*Problem to solve*. What number of lines contain the word "this"? Reply with the number and nothing else.

☆ ☆ ☆

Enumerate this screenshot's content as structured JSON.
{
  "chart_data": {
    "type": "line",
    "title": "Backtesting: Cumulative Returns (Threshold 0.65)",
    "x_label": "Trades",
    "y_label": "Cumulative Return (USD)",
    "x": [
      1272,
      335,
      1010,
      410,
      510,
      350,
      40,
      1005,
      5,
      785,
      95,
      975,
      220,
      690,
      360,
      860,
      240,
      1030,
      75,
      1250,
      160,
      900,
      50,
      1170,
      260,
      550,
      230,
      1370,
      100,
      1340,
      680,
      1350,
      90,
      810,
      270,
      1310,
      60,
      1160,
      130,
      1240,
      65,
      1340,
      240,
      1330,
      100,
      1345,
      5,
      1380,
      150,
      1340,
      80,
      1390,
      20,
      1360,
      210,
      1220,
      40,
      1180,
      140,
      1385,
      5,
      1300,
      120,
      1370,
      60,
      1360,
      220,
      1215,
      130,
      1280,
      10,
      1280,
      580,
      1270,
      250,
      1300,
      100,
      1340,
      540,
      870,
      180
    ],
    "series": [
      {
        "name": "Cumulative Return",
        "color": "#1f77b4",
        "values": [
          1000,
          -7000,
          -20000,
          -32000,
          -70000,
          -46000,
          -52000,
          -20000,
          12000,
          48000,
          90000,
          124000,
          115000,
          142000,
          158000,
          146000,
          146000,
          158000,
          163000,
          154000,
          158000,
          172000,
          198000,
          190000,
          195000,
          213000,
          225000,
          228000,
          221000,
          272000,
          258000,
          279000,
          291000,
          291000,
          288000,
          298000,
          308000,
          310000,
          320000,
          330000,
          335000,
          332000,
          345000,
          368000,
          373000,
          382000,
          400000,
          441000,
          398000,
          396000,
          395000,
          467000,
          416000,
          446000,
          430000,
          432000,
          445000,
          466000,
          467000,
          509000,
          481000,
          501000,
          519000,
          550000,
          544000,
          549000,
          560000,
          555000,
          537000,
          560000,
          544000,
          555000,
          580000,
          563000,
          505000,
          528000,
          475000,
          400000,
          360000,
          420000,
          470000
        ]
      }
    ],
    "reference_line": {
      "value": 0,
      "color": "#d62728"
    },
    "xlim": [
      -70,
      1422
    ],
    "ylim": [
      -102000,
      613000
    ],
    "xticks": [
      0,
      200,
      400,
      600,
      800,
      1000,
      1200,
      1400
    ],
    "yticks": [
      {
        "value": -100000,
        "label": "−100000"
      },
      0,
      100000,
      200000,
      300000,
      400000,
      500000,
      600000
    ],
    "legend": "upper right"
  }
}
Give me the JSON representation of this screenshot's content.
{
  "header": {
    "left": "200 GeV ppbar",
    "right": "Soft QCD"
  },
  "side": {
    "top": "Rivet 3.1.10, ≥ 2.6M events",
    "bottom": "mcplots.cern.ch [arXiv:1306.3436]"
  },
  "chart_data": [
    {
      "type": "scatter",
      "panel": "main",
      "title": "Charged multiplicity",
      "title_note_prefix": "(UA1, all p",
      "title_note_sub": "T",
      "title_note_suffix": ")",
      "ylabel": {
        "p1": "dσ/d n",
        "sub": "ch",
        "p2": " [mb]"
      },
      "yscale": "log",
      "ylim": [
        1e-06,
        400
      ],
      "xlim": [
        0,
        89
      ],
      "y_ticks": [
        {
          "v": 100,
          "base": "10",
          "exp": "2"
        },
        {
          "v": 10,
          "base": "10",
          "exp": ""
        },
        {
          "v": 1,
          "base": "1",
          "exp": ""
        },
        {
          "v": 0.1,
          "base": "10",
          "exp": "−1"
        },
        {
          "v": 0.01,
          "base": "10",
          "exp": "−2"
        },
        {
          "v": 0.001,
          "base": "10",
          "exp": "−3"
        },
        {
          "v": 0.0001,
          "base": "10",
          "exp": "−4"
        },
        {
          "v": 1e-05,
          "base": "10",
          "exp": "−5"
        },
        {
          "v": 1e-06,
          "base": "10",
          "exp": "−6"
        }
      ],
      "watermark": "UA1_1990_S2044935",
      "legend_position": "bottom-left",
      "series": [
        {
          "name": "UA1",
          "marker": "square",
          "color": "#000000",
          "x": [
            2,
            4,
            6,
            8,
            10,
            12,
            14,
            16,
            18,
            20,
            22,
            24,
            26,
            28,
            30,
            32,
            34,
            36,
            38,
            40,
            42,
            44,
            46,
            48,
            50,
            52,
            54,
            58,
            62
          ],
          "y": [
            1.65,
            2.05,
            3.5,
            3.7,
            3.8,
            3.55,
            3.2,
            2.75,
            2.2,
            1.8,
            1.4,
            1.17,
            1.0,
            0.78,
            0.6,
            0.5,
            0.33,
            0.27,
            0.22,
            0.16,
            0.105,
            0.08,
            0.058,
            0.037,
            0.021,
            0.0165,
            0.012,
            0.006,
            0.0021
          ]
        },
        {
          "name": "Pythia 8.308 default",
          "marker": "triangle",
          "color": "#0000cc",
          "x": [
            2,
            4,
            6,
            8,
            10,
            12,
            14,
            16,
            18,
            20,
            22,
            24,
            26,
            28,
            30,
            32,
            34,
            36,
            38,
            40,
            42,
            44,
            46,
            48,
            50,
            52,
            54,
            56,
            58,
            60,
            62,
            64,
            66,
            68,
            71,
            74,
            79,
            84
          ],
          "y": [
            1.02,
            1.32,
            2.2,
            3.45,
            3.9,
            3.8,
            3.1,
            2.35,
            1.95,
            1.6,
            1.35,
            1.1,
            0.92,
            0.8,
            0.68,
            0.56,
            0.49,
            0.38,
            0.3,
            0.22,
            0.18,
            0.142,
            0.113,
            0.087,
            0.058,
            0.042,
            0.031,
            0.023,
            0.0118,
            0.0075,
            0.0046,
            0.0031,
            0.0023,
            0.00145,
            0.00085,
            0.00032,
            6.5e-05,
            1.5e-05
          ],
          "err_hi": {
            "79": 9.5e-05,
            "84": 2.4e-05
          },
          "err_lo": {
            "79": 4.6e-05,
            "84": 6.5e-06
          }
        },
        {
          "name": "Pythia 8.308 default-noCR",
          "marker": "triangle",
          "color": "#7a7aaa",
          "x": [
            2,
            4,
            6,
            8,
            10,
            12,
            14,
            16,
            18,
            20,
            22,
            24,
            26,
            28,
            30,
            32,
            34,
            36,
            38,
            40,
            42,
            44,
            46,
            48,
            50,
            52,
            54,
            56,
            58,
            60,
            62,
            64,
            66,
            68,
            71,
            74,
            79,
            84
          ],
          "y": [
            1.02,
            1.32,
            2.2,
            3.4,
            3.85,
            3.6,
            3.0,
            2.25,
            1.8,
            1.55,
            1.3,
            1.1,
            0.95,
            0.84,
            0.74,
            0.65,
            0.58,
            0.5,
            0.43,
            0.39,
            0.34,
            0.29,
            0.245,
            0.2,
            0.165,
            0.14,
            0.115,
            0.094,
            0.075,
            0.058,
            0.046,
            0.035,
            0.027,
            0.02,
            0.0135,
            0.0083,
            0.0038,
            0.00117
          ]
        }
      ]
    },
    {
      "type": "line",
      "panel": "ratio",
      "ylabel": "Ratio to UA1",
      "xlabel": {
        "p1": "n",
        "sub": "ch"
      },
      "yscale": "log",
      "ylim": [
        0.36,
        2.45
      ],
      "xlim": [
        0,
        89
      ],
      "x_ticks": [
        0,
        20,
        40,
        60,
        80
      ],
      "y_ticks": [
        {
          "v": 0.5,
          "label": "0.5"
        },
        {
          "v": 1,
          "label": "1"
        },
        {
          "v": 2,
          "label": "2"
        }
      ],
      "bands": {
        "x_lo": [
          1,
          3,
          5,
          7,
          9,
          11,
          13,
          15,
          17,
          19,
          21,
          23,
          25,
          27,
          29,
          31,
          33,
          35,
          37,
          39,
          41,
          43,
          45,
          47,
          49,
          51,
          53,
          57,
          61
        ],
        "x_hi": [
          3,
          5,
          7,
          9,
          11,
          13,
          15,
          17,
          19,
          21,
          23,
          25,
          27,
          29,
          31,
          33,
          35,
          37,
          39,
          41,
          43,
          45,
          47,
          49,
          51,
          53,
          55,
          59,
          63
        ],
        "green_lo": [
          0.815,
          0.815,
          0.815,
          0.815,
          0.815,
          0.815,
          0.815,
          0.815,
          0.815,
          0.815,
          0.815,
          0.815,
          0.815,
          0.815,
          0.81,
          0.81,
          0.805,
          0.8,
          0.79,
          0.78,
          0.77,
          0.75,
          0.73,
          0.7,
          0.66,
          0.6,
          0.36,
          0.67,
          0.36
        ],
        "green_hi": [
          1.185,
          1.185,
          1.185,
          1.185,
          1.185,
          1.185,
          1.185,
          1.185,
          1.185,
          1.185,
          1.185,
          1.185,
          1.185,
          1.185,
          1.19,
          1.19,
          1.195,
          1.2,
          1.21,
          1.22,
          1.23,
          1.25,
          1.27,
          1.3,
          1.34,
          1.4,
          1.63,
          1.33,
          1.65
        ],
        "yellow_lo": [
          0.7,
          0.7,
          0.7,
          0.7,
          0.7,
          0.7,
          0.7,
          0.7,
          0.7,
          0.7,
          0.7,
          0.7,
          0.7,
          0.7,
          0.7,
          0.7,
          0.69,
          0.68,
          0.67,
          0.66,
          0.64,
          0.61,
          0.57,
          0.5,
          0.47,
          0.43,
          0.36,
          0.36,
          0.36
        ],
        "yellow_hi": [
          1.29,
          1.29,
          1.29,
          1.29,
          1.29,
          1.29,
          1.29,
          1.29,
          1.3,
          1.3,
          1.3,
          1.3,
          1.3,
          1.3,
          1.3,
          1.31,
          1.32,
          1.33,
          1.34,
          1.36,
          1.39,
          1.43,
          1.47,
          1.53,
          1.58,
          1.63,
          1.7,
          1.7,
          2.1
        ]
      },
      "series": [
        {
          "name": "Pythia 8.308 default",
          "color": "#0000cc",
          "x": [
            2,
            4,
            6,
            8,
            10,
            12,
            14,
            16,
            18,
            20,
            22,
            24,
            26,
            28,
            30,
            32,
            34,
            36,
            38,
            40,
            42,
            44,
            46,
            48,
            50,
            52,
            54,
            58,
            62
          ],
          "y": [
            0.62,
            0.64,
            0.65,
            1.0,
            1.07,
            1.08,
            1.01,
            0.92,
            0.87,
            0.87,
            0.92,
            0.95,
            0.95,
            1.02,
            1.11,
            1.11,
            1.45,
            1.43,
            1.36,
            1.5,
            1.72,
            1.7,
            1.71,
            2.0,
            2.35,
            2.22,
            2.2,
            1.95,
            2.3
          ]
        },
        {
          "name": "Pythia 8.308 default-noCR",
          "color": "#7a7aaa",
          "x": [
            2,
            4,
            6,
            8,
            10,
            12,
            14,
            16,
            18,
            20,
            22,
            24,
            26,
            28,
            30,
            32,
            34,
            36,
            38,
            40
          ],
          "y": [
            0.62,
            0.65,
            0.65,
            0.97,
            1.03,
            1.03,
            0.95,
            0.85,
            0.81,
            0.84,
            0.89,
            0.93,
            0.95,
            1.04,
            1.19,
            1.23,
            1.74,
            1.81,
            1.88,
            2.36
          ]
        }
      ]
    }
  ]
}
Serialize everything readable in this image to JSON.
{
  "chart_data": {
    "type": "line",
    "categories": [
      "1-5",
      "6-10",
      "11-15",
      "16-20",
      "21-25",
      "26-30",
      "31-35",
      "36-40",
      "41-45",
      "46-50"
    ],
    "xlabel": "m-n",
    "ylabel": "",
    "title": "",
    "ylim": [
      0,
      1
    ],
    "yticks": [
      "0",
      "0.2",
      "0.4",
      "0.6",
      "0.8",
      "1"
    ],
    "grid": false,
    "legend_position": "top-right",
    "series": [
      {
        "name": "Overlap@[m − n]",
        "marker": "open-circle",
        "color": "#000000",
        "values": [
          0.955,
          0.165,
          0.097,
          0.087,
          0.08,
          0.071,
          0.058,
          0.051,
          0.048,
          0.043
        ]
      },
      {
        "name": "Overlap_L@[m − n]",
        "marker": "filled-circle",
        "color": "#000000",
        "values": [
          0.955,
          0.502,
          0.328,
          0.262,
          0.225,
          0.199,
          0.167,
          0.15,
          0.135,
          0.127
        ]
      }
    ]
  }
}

☆ ☆ ☆

*Result of the exercise*. 3